Begin Records shown

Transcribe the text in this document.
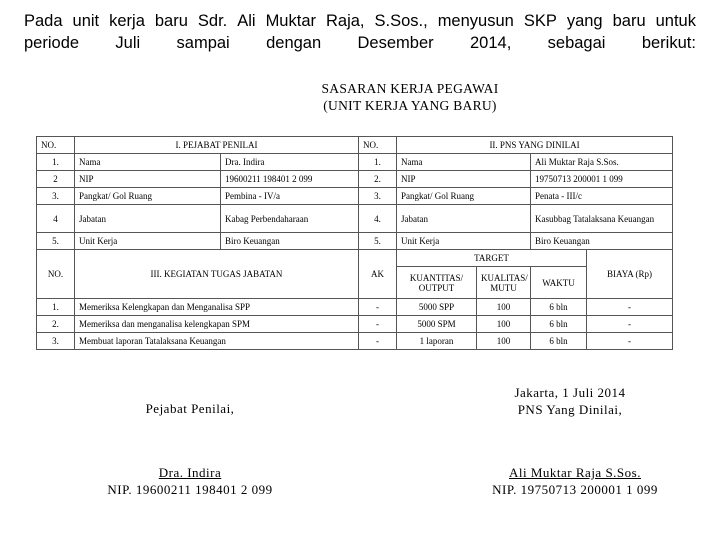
Pada unit kerja baru Sdr. Ali Muktar Raja, S.Sos., menyusun SKP yang baru untuk
periode Juli sampai dengan Desember 2014, sebagai berikut:
SASARAN KERJA PEGAWAI
(UNIT KERJA YANG BARU)
NO.	I. PEJABAT PENILAI		NO.	II. PNS YANG DINILAI			
1.	Nama	Dra. Indira	1.	Nama		Ali Muktar Raja S.Sos.	
2	NIP	19600211 198401 2 099	2.	NIP		19750713 200001 1 099	
3.	Pangkat/ Gol Ruang	Pembina - IV/a	3.	Pangkat/ Gol Ruang		Penata - III/c	
4	Jabatan	Kabag Perbendaharaan	4.	Jabatan		Kasubbag Tatalaksana Keuangan	
5.	Unit Kerja	Biro Keuangan	5.	Unit Kerja		Biro Keuangan	
NO.	III. KEGIATAN TUGAS JABATAN		AK	TARGET			BIAYA (Rp)
				KUANTITAS/ OUTPUT	KUALITAS/ MUTU	WAKTU	
1.	Memeriksa Kelengkapan dan Menganalisa SPP		-	5000 SPP	100	6 bln	-
2.	Memeriksa dan menganalisa kelengkapan SPM		-	5000 SPM	100	6 bln	-
3.	Membuat laporan Tatalaksana Keuangan		-	1 laporan	100	6 bln	-
Pejabat Penilai,
Dra. Indira
NIP. 19600211 198401 2 099
Jakarta, 1 Juli 2014
PNS Yang Dinilai,
Ali Muktar Raja S.Sos.
NIP. 19750713 200001 1 099
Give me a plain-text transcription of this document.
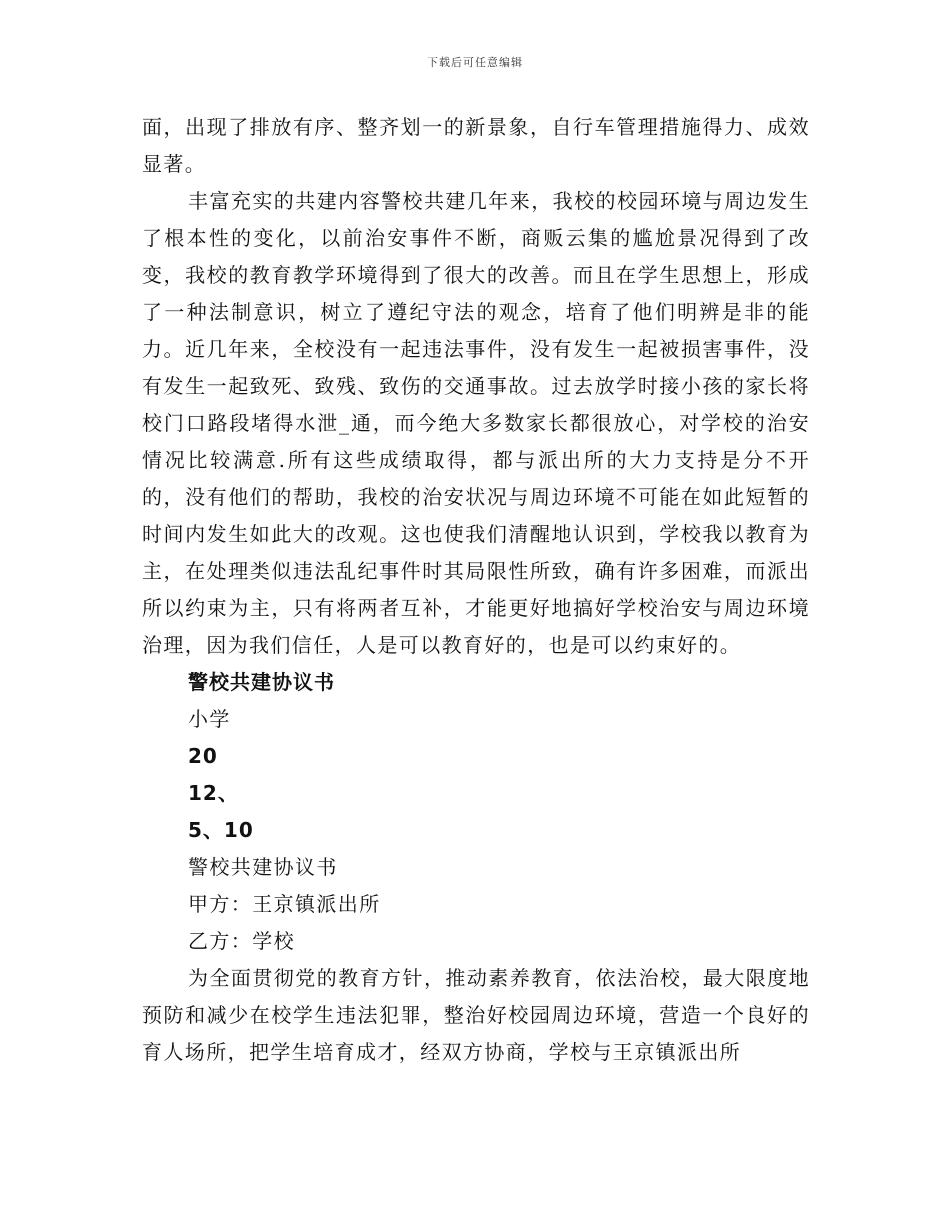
下载后可任意编辑

面，出现了排放有序、整齐划一的新景象，自行车管理措施得力、成效显著。

丰富充实的共建内容警校共建几年来，我校的校园环境与周边发生了根本性的变化，以前治安事件不断，商贩云集的尴尬景况得到了改变，我校的教育教学环境得到了很大的改善。而且在学生思想上，形成了一种法制意识，树立了遵纪守法的观念，培育了他们明辨是非的能力。近几年来，全校没有一起违法事件，没有发生一起被损害事件，没有发生一起致死、致残、致伤的交通事故。过去放学时接小孩的家长将校门口路段堵得水泄_通，而今绝大多数家长都很放心，对学校的治安情况比较满意.所有这些成绩取得，都与派出所的大力支持是分不开的，没有他们的帮助，我校的治安状况与周边环境不可能在如此短暂的时间内发生如此大的改观。这也使我们清醒地认识到，学校我以教育为主，在处理类似违法乱纪事件时其局限性所致，确有许多困难，而派出所以约束为主，只有将两者互补，才能更好地搞好学校治安与周边环境治理，因为我们信任，人是可以教育好的，也是可以约束好的。

警校共建协议书

小学

20

12、

5、10

警校共建协议书

甲方：王京镇派出所

乙方：学校

为全面贯彻党的教育方针，推动素养教育，依法治校，最大限度地预防和减少在校学生违法犯罪，整治好校园周边环境，营造一个良好的育人场所，把学生培育成才，经双方协商，学校与王京镇派出所
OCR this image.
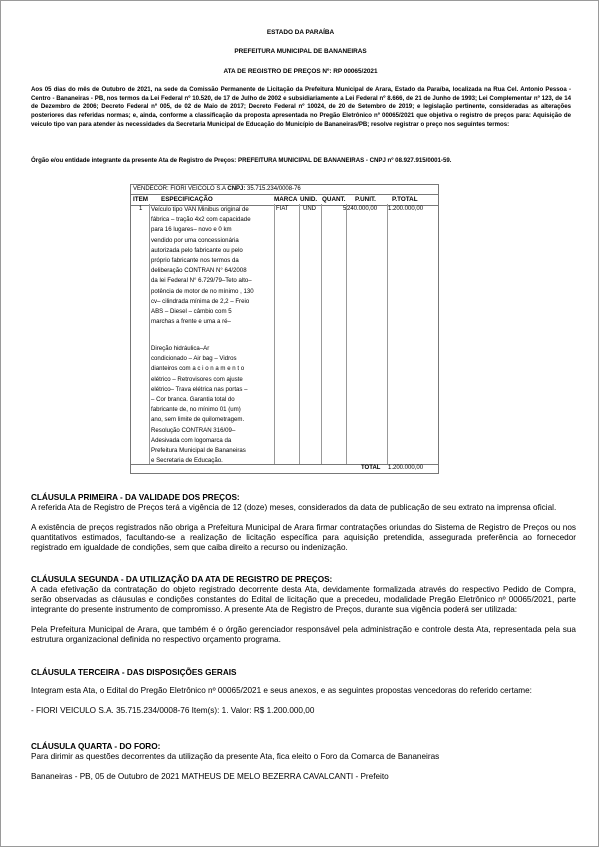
ESTADO DA PARAÍBA
PREFEITURA MUNICIPAL DE BANANEIRAS
ATA DE REGISTRO DE PREÇOS Nº: RP 00065/2021
Aos 05 dias do mês de Outubro de 2021, na sede da Comissão Permanente de Licitação da Prefeitura Municipal de Arara, Estado da Paraíba, localizada na Rua Cel. Antonio Pessoa - Centro - Bananeiras - PB, nos termos da Lei Federal nº 10.520, de 17 de Julho de 2002 e subsidiariamente a Lei Federal nº 8.666, de 21 de Junho de 1993; Lei Complementar nº 123, de 14 de Dezembro de 2006; Decreto Federal nº 005, de 02 de Maio de 2017; Decreto Federal nº 10024, de 20 de Setembro de 2019; e legislação pertinente, consideradas as alterações posteriores das referidas normas; e, ainda, conforme a classificação da proposta apresentada no Pregão Eletrônico nº 00065/2021 que objetiva o registro de preços para: Aquisição de veiculo tipo van para atender às necessidades da Secretaria Municipal de Educação do Município de Bananeiras/PB; resolve registrar o preço nos seguintes termos:
Órgão e/ou entidade integrante da presente Ata de Registro de Preços: PREFEITURA MUNICIPAL DE BANANEIRAS - CNPJ nº 08.927.915/0001-59.
VENDECOR: FIORI VEICOLO S.A CNPJ: 35.715.234/0008-76
ITEM ESPECIFICAÇÃO	MARCA UNID. QUANT. P.UNIT.	P.TOTAL
1 Veículo tipo VAN Minibus original de
fábrica – tração 4x2 com capacidade
para 16 lugares– novo e 0 km
vendido por uma concessionária
autorizada pelo fabricante ou pelo
próprio fabricante nos termos da
deliberação CONTRAN N° 64/2008
da lei Federal N° 6.729/79–Teto alto–
potência de motor de no mínimo , 130
cv– cilindrada mínima de 2,2 – Freio
ABS – Diesel – câmbio com 5
marchas a frente e uma a ré–
Direção hidráulica–Ar
condicionado – Air bag – Vidros
dianteiros com a c i o n a m e n t o
elétrico – Retrovisores com ajuste
elétrico– Trava elétrica nas portas –
– Cor branca. Garantia total do
fabricante de, no mínimo 01 (um)
ano, sem limite de quilometragem.
Resolução CONTRAN 316/09–
Adesivada com logomarca da
Prefeitura Municipal de Bananeiras
e Secretaria de Educação.
FIAT UND	5 240.000,00 1.200.000,00
TOTAL 1.200.000,00
CLÁUSULA PRIMEIRA - DA VALIDADE DOS PREÇOS:
A referida Ata de Registro de Preços terá a vigência de 12 (doze) meses, considerados da data de publicação de seu extrato na imprensa oficial.
A existência de preços registrados não obriga a Prefeitura Municipal de Arara firmar contratações oriundas do Sistema de Registro de Preços ou nos quantitativos estimados, facultando-se a realização de licitação específica para aquisição pretendida, assegurada preferência ao fornecedor registrado em igualdade de condições, sem que caiba direito a recurso ou indenização.
CLÁUSULA SEGUNDA - DA UTILIZAÇÃO DA ATA DE REGISTRO DE PREÇOS:
A cada efetivação da contratação do objeto registrado decorrente desta Ata, devidamente formalizada através do respectivo Pedido de Compra, serão observadas as cláusulas e condições constantes do Edital de licitação que a precedeu, modalidade Pregão Eletrônico nº 00065/2021, parte integrante do presente instrumento de compromisso. A presente Ata de Registro de Preços, durante sua vigência poderá ser utilizada:
Pela Prefeitura Municipal de Arara, que também é o órgão gerenciador responsável pela administração e controle desta Ata, representada pela sua estrutura organizacional definida no respectivo orçamento programa.
CLÁUSULA TERCEIRA - DAS DISPOSIÇÕES GERAIS
Integram esta Ata, o Edital do Pregão Eletrônico nº 00065/2021 e seus anexos, e as seguintes propostas vencedoras do referido certame:
- FIORI VEICULO S.A. 35.715.234/0008-76 Item(s): 1. Valor: R$ 1.200.000,00
CLÁUSULA QUARTA - DO FORO:
Para dirimir as questões decorrentes da utilização da presente Ata, fica eleito o Foro da Comarca de Bananeiras
Bananeiras - PB, 05 de Outubro de 2021 MATHEUS DE MELO BEZERRA CAVALCANTI - Prefeito
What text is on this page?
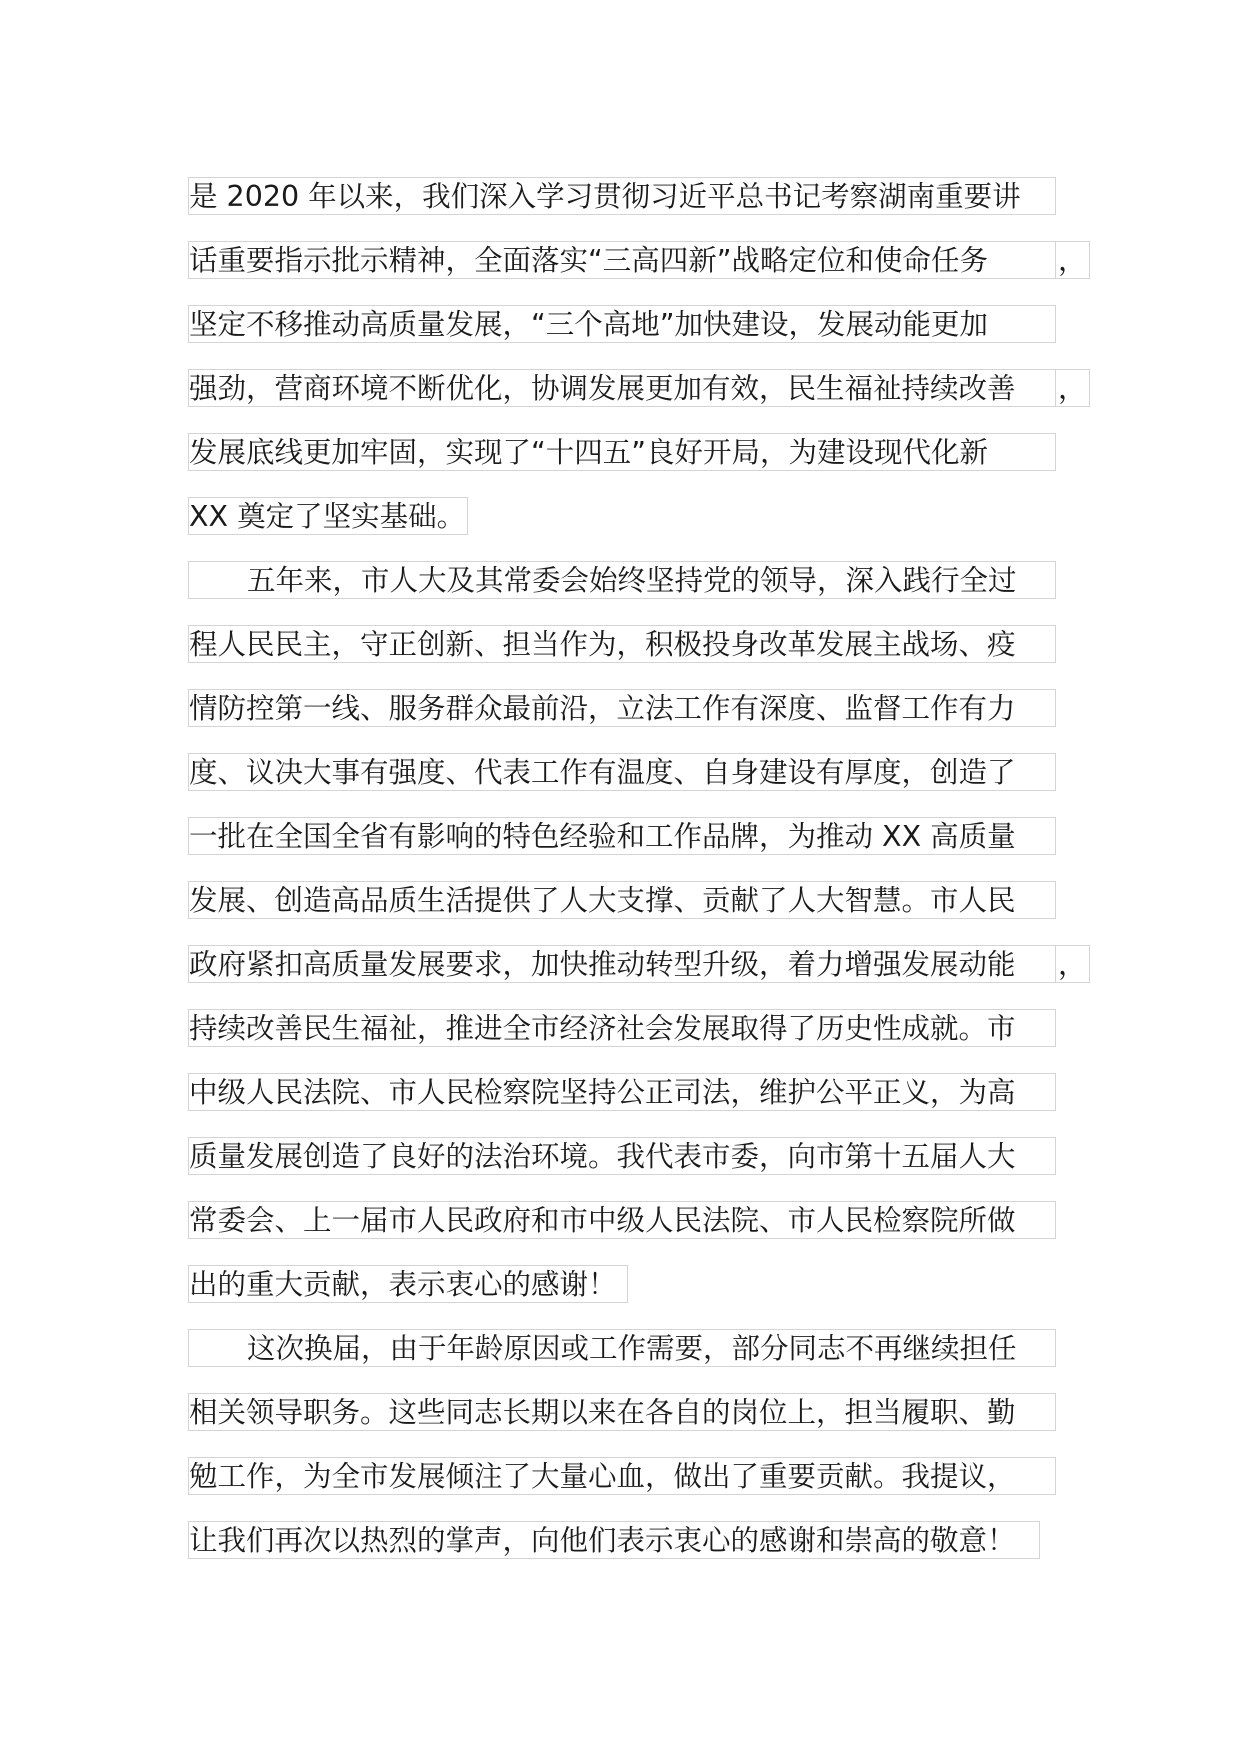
是 2020 年以来，我们深入学习贯彻习近平总书记考察湖南重要讲
话重要指示批示精神，全面落实“三高四新”战略定位和使命任务	，
坚定不移推动高质量发展，“三个高地”加快建设，发展动能更加
强劲，营商环境不断优化，协调发展更加有效，民生福祉持续改善	，
发展底线更加牢固，实现了“十四五”良好开局，为建设现代化新
XX 奠定了坚实基础。
五年来，市人大及其常委会始终坚持党的领导，深入践行全过
程人民民主，守正创新、担当作为，积极投身改革发展主战场、疫
情防控第一线、服务群众最前沿，立法工作有深度、监督工作有力
度、议决大事有强度、代表工作有温度、自身建设有厚度，创造了
一批在全国全省有影响的特色经验和工作品牌，为推动 XX 高质量
发展、创造高品质生活提供了人大支撑、贡献了人大智慧。市人民
政府紧扣高质量发展要求，加快推动转型升级，着力增强发展动能	，
持续改善民生福祉，推进全市经济社会发展取得了历史性成就。市
中级人民法院、市人民检察院坚持公正司法，维护公平正义，为高
质量发展创造了良好的法治环境。我代表市委，向市第十五届人大
常委会、上一届市人民政府和市中级人民法院、市人民检察院所做
出的重大贡献，表示衷心的感谢！
这次换届，由于年龄原因或工作需要，部分同志不再继续担任
相关领导职务。这些同志长期以来在各自的岗位上，担当履职、勤
勉工作，为全市发展倾注了大量心血，做出了重要贡献。我提议，
让我们再次以热烈的掌声，向他们表示衷心的感谢和崇高的敬意！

End Records shown

_Problem statement:_
Write out word for word every line from the line with "What text is on this page?" through the final line of the records, both included, skipping the pictures.

_Solution below:_
What text is on this page?
是 2020 年以来，我们深入学习贯彻习近平总书记考察湖南重要讲
话重要指示批示精神，全面落实“三高四新”战略定位和使命任务	，
坚定不移推动高质量发展，“三个高地”加快建设，发展动能更加
强劲，营商环境不断优化，协调发展更加有效，民生福祉持续改善	，
发展底线更加牢固，实现了“十四五”良好开局，为建设现代化新
XX 奠定了坚实基础。
五年来，市人大及其常委会始终坚持党的领导，深入践行全过
程人民民主，守正创新、担当作为，积极投身改革发展主战场、疫
情防控第一线、服务群众最前沿，立法工作有深度、监督工作有力
度、议决大事有强度、代表工作有温度、自身建设有厚度，创造了
一批在全国全省有影响的特色经验和工作品牌，为推动 XX 高质量
发展、创造高品质生活提供了人大支撑、贡献了人大智慧。市人民
政府紧扣高质量发展要求，加快推动转型升级，着力增强发展动能	，
持续改善民生福祉，推进全市经济社会发展取得了历史性成就。市
中级人民法院、市人民检察院坚持公正司法，维护公平正义，为高
质量发展创造了良好的法治环境。我代表市委，向市第十五届人大
常委会、上一届市人民政府和市中级人民法院、市人民检察院所做
出的重大贡献，表示衷心的感谢！
这次换届，由于年龄原因或工作需要，部分同志不再继续担任
相关领导职务。这些同志长期以来在各自的岗位上，担当履职、勤
勉工作，为全市发展倾注了大量心血，做出了重要贡献。我提议，
让我们再次以热烈的掌声，向他们表示衷心的感谢和崇高的敬意！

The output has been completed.